### WHAT THIS TASK INVOLVES
In the listing below, locate the lines that hold "center" and copy them.

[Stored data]
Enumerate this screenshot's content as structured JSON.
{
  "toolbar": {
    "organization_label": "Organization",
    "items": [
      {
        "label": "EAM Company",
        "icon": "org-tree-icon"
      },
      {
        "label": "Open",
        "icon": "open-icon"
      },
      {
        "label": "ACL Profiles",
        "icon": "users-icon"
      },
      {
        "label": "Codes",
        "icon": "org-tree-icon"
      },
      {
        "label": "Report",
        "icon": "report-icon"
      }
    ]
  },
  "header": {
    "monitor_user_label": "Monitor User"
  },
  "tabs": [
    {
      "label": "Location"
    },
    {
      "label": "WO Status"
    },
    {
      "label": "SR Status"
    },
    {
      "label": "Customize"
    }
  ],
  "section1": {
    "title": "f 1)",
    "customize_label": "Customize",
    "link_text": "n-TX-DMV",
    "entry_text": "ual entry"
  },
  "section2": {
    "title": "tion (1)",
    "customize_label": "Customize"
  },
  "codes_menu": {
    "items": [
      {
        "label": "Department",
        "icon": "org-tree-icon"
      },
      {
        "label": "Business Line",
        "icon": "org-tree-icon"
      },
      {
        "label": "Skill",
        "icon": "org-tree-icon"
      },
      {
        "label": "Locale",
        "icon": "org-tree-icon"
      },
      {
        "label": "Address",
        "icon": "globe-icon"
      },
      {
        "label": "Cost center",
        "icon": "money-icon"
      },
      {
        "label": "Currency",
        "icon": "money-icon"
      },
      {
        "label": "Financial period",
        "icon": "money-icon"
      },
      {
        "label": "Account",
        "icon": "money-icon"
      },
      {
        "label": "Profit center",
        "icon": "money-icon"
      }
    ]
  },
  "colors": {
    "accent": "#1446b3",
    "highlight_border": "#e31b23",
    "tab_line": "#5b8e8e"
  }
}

### THE SOLUTION
        "label": "Cost center",
        "label": "Profit center",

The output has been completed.